===== WORKING DATA =====

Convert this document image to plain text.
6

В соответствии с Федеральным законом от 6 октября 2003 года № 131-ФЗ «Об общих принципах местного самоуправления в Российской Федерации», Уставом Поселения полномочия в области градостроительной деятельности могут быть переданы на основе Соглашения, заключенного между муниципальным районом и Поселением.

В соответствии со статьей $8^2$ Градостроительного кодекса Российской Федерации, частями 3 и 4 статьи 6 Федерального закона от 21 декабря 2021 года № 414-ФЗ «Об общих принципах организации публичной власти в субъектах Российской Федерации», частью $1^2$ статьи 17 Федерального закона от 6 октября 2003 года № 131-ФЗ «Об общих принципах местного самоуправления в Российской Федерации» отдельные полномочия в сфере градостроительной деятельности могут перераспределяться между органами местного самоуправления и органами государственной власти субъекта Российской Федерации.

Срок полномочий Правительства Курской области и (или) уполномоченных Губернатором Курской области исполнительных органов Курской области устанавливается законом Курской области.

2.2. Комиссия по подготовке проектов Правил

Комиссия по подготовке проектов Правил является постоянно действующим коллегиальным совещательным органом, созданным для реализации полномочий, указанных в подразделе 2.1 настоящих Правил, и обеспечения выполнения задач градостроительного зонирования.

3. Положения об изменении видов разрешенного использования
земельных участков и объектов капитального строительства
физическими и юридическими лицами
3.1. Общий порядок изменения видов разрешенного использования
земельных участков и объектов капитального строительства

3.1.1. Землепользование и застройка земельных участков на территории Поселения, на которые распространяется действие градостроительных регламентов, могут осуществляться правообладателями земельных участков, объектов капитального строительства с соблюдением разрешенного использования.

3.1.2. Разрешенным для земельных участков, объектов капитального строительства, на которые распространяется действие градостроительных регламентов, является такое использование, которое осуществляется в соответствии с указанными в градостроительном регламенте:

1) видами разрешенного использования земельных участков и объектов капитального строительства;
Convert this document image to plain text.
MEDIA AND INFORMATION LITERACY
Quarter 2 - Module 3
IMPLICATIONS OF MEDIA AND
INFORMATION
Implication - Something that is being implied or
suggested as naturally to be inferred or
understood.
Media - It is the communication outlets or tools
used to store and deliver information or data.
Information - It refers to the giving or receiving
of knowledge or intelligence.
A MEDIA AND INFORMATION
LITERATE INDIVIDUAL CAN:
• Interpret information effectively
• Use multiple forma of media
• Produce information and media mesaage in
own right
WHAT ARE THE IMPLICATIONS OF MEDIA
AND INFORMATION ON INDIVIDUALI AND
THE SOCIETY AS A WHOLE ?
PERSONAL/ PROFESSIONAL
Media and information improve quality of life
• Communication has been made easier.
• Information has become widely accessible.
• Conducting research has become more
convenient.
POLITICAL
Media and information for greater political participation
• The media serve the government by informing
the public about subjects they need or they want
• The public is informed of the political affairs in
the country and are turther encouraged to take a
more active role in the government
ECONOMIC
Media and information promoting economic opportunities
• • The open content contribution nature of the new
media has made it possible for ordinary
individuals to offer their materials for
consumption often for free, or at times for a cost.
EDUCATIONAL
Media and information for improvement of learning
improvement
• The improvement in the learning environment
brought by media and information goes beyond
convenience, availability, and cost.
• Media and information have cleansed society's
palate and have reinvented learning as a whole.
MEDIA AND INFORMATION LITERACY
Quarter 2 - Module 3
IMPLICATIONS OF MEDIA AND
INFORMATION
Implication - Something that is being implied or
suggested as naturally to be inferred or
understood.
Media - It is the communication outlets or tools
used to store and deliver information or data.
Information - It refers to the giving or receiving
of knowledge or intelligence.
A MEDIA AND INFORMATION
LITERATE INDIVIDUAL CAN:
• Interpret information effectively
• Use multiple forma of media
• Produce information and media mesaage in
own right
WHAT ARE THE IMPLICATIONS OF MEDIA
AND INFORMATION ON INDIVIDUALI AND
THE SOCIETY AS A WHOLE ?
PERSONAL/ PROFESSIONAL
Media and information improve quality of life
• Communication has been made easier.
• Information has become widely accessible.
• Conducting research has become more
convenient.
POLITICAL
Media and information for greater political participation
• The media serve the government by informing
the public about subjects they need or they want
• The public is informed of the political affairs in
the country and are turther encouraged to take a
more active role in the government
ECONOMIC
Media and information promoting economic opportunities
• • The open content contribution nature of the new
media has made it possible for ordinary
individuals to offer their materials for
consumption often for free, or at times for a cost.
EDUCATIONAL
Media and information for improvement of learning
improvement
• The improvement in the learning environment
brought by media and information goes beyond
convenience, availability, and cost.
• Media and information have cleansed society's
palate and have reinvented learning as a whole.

=====

• **TASK DETAILS**
List the lines of the records where "самоуправления" occurs.

• **WRITTEN ANSWER**
В соответствии с Федеральным законом от 6 октября 2003 года № 131-ФЗ «Об общих принципах местного самоуправления в Российской Федерации», Уставом Поселения полномочия в области градостроительной деятельности могут быть переданы на основе Соглашения, заключенного между муниципальным районом и Поселением.
В соответствии со статьей $8^2$ Градостроительного кодекса Российской Федерации, частями 3 и 4 статьи 6 Федерального закона от 21 декабря 2021 года № 414-ФЗ «Об общих принципах организации публичной власти в субъектах Российской Федерации», частью $1^2$ статьи 17 Федерального закона от 6 октября 2003 года № 131-ФЗ «Об общих принципах местного самоуправления в Российской Федерации» отдельные полномочия в сфере градостроительной деятельности могут перераспределяться между органами местного самоуправления и органами государственной власти субъекта Российской Федерации.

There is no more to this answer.